_Goal of the exercise_: Check every line of the material below for "камиллəштерү". Give the number of lines that have it, and only that.

++++++++

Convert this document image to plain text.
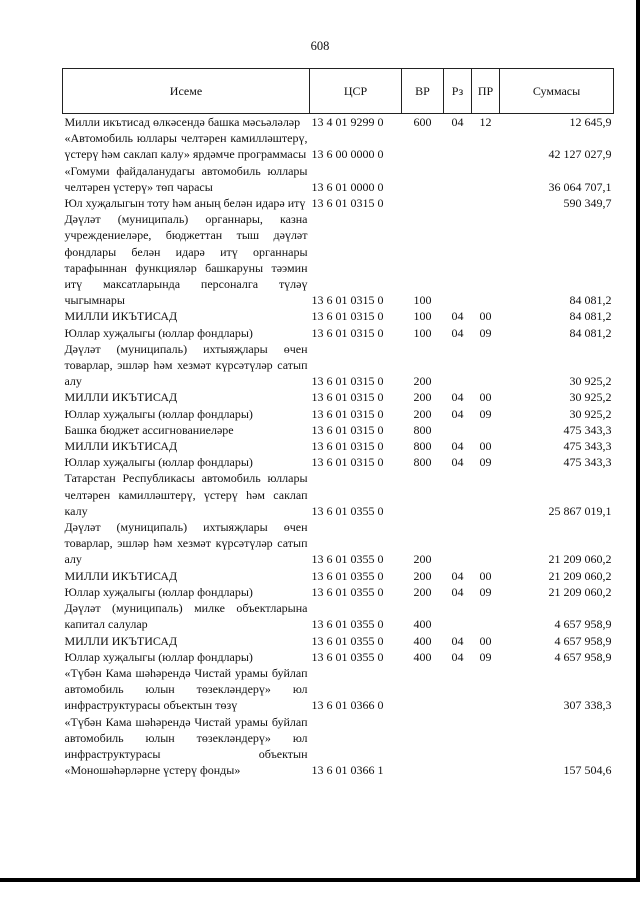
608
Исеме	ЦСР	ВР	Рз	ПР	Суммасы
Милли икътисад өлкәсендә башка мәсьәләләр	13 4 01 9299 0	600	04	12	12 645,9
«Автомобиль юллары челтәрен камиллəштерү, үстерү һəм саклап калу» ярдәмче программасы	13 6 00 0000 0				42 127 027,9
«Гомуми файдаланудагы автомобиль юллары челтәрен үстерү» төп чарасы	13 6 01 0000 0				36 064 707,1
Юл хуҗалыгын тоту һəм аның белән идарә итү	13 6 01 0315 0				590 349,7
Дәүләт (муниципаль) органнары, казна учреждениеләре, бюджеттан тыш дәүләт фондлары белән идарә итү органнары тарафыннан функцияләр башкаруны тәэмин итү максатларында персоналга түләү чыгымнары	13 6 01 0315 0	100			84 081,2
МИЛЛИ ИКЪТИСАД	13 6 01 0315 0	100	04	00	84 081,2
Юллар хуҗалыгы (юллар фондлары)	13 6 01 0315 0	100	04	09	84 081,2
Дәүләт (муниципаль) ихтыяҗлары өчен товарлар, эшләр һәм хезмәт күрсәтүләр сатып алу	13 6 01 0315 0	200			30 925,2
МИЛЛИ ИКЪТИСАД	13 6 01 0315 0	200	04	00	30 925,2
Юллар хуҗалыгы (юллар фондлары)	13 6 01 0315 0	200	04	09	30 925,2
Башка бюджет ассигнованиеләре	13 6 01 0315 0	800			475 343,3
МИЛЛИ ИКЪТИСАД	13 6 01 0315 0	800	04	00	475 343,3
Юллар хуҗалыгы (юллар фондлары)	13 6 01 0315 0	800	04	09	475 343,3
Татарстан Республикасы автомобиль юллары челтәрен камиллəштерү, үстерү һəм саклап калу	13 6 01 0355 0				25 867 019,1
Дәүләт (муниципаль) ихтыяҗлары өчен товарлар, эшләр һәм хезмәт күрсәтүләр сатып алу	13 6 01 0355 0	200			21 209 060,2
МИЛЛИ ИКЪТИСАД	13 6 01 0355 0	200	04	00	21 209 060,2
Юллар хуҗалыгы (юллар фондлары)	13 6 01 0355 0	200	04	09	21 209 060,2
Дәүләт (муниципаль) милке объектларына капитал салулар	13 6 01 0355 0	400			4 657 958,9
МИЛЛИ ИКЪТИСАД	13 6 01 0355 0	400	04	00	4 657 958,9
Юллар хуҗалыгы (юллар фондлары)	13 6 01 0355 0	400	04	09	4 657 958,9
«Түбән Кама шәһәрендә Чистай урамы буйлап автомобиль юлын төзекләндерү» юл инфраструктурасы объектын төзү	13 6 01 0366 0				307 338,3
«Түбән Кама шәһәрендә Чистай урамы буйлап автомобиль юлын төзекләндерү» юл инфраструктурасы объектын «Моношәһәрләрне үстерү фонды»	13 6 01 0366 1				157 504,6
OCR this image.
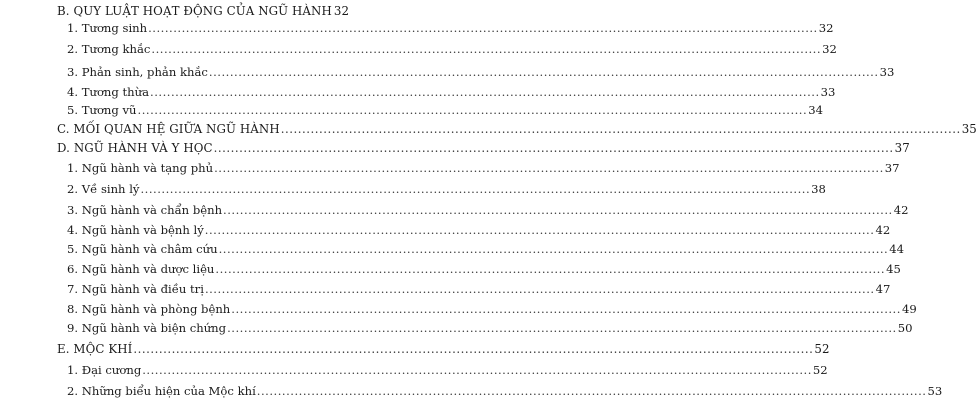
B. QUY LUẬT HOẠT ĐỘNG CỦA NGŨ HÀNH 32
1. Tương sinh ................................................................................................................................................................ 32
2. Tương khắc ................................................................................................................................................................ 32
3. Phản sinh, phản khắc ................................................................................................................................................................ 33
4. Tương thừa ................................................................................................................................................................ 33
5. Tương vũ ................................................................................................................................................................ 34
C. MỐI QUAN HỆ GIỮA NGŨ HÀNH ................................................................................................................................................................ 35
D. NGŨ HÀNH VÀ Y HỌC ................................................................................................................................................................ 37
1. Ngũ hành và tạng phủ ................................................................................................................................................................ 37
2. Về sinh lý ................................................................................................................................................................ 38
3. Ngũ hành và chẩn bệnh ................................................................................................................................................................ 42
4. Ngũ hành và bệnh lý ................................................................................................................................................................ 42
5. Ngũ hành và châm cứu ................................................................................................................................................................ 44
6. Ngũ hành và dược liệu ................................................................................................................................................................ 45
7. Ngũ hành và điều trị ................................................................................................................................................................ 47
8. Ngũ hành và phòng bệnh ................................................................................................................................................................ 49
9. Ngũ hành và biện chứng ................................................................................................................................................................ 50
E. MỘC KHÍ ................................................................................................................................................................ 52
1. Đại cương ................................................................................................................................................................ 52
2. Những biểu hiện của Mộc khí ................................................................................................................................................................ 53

++++++++

_Task response_: 2